● **ROWS**

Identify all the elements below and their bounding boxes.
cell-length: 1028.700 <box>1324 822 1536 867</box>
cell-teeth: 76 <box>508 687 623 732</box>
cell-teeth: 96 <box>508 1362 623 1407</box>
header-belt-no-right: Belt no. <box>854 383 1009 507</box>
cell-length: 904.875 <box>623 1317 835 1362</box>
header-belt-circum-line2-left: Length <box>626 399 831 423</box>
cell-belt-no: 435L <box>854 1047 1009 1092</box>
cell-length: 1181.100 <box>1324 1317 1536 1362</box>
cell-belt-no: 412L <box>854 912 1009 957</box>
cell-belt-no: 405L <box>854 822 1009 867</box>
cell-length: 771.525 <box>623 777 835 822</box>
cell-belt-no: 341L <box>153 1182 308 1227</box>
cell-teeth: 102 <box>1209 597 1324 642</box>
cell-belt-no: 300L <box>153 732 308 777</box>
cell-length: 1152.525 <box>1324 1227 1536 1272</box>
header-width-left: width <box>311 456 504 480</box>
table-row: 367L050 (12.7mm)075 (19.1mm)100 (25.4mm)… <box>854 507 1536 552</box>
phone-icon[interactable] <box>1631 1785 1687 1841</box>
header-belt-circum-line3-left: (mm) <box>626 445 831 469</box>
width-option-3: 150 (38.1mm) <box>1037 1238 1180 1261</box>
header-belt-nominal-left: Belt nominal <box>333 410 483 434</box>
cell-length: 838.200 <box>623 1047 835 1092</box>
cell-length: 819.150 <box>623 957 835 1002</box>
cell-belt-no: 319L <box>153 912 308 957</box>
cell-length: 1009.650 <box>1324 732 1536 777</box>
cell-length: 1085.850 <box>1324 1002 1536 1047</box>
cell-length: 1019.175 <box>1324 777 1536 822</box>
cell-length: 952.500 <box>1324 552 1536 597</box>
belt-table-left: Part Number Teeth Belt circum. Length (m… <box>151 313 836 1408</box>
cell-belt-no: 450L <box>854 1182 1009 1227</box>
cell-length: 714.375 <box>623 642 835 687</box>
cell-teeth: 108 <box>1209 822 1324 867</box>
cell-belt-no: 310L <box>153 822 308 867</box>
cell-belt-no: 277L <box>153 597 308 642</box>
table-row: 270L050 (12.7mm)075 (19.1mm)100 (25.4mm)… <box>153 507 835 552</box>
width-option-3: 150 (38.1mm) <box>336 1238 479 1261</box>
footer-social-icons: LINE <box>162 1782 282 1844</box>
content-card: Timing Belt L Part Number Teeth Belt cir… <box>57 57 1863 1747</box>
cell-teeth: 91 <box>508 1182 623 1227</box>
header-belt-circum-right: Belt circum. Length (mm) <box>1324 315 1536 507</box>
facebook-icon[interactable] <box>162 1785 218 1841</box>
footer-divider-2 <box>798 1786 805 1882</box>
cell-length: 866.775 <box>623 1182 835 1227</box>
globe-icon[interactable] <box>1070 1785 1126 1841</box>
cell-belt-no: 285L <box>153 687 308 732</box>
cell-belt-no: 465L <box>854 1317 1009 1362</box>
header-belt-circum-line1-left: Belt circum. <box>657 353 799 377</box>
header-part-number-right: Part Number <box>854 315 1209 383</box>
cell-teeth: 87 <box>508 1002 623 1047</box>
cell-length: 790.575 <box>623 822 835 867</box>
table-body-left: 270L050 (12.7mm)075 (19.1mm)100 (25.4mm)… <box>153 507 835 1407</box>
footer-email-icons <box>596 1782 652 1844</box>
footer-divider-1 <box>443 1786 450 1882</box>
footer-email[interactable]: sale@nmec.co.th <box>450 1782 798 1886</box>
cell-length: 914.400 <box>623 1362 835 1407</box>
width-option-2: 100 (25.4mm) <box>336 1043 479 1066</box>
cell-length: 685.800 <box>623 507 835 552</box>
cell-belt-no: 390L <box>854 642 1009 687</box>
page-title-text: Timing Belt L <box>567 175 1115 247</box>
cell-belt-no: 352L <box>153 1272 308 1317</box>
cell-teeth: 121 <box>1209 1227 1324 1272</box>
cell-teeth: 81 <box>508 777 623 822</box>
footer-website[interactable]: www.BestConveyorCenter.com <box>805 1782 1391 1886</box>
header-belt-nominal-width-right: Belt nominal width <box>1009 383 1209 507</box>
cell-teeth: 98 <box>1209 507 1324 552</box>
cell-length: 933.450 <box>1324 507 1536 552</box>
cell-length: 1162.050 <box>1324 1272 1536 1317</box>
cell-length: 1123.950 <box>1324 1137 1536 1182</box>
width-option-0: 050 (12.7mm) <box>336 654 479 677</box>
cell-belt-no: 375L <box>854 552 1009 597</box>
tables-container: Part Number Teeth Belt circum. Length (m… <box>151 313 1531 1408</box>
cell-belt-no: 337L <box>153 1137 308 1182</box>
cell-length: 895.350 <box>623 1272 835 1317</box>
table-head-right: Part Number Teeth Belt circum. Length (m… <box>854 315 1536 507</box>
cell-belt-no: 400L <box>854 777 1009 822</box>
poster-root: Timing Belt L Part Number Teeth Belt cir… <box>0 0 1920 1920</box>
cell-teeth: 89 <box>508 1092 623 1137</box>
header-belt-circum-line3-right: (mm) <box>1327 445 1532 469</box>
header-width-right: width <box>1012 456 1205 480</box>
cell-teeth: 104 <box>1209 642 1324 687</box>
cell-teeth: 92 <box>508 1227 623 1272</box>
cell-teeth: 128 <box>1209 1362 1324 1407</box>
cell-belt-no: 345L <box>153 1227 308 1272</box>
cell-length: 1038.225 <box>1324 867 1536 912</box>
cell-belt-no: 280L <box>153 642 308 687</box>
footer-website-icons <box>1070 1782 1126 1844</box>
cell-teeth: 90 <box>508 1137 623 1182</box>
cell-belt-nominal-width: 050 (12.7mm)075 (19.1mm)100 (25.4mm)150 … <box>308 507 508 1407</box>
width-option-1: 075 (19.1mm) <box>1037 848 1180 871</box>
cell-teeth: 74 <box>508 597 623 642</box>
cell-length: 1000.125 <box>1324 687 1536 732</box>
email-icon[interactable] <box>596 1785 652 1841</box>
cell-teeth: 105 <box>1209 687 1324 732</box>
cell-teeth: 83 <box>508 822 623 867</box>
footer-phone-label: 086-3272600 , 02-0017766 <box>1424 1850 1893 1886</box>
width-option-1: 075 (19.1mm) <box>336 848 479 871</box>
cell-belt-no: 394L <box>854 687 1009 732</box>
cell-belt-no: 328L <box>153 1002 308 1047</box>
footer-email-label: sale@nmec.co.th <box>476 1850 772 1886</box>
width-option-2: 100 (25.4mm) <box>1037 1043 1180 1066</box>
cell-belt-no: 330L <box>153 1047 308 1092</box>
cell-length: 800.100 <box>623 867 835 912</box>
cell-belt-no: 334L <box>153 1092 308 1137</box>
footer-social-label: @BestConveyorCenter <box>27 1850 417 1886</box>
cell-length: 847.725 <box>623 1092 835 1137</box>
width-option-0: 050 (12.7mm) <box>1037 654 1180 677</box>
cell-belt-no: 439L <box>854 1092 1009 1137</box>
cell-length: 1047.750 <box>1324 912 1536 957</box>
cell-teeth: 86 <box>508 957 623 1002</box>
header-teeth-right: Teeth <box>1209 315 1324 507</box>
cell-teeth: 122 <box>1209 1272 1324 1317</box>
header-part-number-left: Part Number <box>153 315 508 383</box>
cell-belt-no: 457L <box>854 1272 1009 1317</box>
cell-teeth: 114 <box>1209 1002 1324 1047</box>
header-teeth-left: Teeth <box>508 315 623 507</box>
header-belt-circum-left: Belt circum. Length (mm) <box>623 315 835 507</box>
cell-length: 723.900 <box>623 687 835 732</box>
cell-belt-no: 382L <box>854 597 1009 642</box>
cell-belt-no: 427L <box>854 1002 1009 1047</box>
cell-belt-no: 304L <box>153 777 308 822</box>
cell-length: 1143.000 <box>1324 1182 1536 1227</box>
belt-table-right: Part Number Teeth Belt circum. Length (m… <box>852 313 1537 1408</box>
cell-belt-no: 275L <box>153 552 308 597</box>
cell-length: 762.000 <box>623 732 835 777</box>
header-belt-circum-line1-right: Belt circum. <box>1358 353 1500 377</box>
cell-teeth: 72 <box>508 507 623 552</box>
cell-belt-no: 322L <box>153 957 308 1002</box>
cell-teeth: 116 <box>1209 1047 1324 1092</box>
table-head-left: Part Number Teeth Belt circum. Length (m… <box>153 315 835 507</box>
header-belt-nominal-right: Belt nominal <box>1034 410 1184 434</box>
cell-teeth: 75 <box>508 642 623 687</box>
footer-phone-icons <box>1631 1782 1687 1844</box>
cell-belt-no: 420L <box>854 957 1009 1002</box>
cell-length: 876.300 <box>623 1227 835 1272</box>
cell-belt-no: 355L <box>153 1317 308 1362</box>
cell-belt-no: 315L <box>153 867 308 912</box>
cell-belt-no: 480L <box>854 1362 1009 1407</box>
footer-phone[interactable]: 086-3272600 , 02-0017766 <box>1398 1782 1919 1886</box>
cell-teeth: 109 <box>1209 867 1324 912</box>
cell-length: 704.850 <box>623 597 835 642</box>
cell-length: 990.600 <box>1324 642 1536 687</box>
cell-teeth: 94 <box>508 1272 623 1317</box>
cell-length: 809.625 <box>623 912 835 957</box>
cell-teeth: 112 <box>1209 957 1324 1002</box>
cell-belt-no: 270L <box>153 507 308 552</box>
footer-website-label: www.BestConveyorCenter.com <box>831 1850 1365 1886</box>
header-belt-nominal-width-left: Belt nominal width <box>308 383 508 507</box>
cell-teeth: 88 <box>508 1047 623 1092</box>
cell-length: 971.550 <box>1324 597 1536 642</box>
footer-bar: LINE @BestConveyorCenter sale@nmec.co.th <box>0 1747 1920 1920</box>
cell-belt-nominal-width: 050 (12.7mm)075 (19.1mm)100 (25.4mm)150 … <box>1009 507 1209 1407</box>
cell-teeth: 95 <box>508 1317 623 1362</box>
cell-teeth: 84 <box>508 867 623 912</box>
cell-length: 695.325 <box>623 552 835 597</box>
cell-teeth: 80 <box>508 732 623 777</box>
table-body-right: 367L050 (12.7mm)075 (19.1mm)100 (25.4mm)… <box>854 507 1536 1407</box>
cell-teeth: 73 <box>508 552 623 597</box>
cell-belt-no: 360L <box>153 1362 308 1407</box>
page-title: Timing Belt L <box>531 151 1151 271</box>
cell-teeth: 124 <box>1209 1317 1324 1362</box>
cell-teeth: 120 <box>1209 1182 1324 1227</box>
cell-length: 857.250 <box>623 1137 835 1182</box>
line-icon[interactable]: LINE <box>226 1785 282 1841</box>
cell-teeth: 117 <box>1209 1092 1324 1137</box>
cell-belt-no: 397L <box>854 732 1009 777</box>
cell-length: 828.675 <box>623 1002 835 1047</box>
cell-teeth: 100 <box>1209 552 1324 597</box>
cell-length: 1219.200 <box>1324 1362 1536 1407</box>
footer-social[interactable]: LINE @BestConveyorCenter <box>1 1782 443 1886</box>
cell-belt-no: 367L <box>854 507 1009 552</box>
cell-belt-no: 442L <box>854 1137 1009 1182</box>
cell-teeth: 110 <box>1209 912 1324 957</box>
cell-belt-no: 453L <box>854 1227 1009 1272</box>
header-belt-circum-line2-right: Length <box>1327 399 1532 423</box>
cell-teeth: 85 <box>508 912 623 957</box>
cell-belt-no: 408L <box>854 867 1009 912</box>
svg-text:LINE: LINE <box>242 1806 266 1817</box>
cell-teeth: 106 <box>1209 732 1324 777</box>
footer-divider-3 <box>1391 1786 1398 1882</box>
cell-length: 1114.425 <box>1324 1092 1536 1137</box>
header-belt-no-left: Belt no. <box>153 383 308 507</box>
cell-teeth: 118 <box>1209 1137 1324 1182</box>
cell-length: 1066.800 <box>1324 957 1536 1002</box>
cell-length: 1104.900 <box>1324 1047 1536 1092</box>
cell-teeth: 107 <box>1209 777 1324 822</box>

● **SET EXERCISE**
Put everything from the start of the records down to and including the line containing "cell-belt-no: 405L <box>854" into a numbered list, leaving out any blank lines.

● **EXERCISE SOLUTION**
1. Identify all the elements below and their bounding boxes.
2. cell-length: 1028.700 <box>1324 822 1536 867</box>
3. cell-teeth: 76 <box>508 687 623 732</box>
4. cell-teeth: 96 <box>508 1362 623 1407</box>
5. header-belt-no-right: Belt no. <box>854 383 1009 507</box>
6. cell-length: 904.875 <box>623 1317 835 1362</box>
7. header-belt-circum-line2-left: Length <box>626 399 831 423</box>
8. cell-belt-no: 435L <box>854 1047 1009 1092</box>
9. cell-length: 1181.100 <box>1324 1317 1536 1362</box>
10. cell-belt-no: 412L <box>854 912 1009 957</box>
11. cell-belt-no: 405L <box>854 822 1009 867</box>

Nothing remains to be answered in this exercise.